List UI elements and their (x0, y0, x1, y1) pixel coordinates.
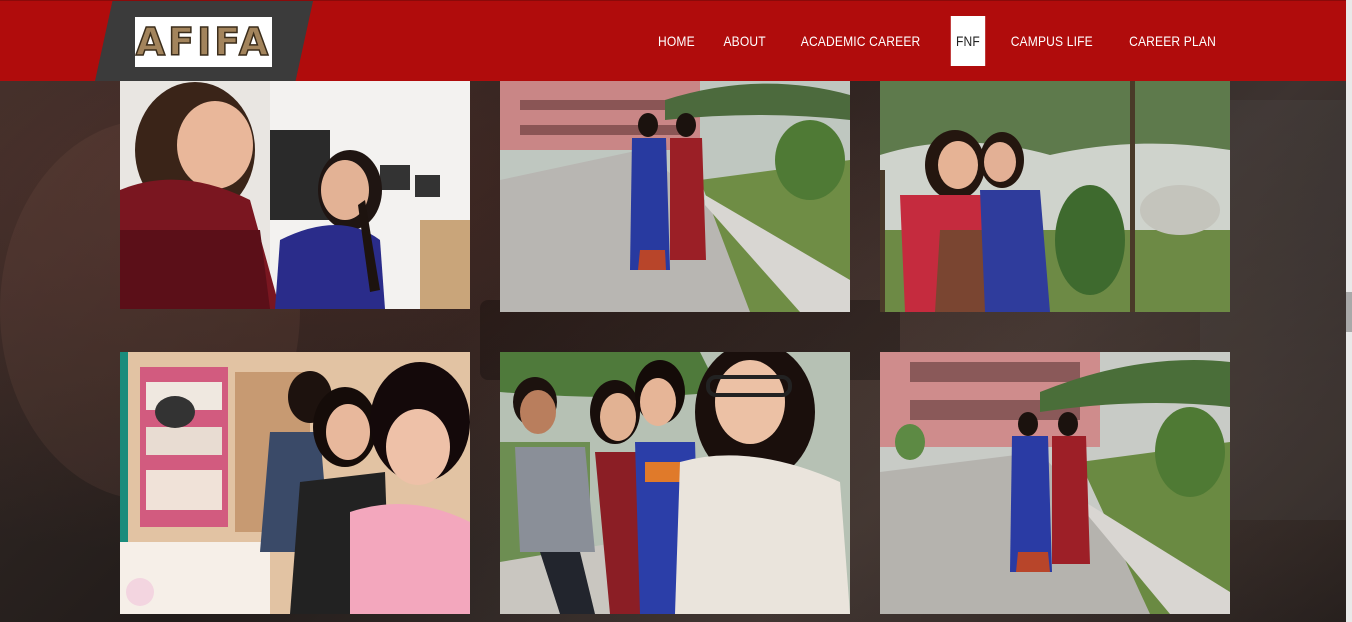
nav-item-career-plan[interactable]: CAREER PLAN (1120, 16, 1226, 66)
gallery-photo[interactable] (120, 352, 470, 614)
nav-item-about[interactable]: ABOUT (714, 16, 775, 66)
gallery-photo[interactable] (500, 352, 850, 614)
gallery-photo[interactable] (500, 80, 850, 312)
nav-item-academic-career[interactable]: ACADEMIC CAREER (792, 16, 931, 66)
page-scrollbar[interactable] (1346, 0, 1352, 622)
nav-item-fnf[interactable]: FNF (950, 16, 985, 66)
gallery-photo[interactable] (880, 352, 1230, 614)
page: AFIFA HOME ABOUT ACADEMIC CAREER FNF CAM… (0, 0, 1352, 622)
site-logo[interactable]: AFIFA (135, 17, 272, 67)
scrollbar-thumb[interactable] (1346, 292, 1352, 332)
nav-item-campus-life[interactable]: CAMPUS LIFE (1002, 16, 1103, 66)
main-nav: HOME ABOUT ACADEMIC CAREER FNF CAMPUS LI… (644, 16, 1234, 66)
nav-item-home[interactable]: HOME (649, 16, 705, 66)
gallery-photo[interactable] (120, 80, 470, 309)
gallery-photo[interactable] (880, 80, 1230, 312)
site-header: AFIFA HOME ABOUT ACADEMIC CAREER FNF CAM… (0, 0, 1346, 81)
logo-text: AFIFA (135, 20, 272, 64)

# # #

**REQUIREMENTS**
Reproduce only the stretch of the records from the line containing "nav-item-career-plan[interactable]: CAREER PLAN" through the line containing "nav-item-home[interactable]: HOME (649, 16, 705, 66)", renaming "gallery-photo" to "gallery-image" and leaving everything else unchanged.

**WRITTEN REPLY**
nav-item-career-plan[interactable]: CAREER PLAN (1120, 16, 1226, 66)
gallery-image[interactable] (120, 352, 470, 614)
nav-item-about[interactable]: ABOUT (714, 16, 775, 66)
gallery-image[interactable] (500, 352, 850, 614)
gallery-image[interactable] (500, 80, 850, 312)
nav-item-academic-career[interactable]: ACADEMIC CAREER (792, 16, 931, 66)
page-scrollbar[interactable] (1346, 0, 1352, 622)
nav-item-fnf[interactable]: FNF (950, 16, 985, 66)
gallery-image[interactable] (880, 352, 1230, 614)
page: AFIFA HOME ABOUT ACADEMIC CAREER FNF CAM… (0, 0, 1352, 622)
site-logo[interactable]: AFIFA (135, 17, 272, 67)
scrollbar-thumb[interactable] (1346, 292, 1352, 332)
nav-item-campus-life[interactable]: CAMPUS LIFE (1002, 16, 1103, 66)
main-nav: HOME ABOUT ACADEMIC CAREER FNF CAMPUS LI… (644, 16, 1234, 66)
nav-item-home[interactable]: HOME (649, 16, 705, 66)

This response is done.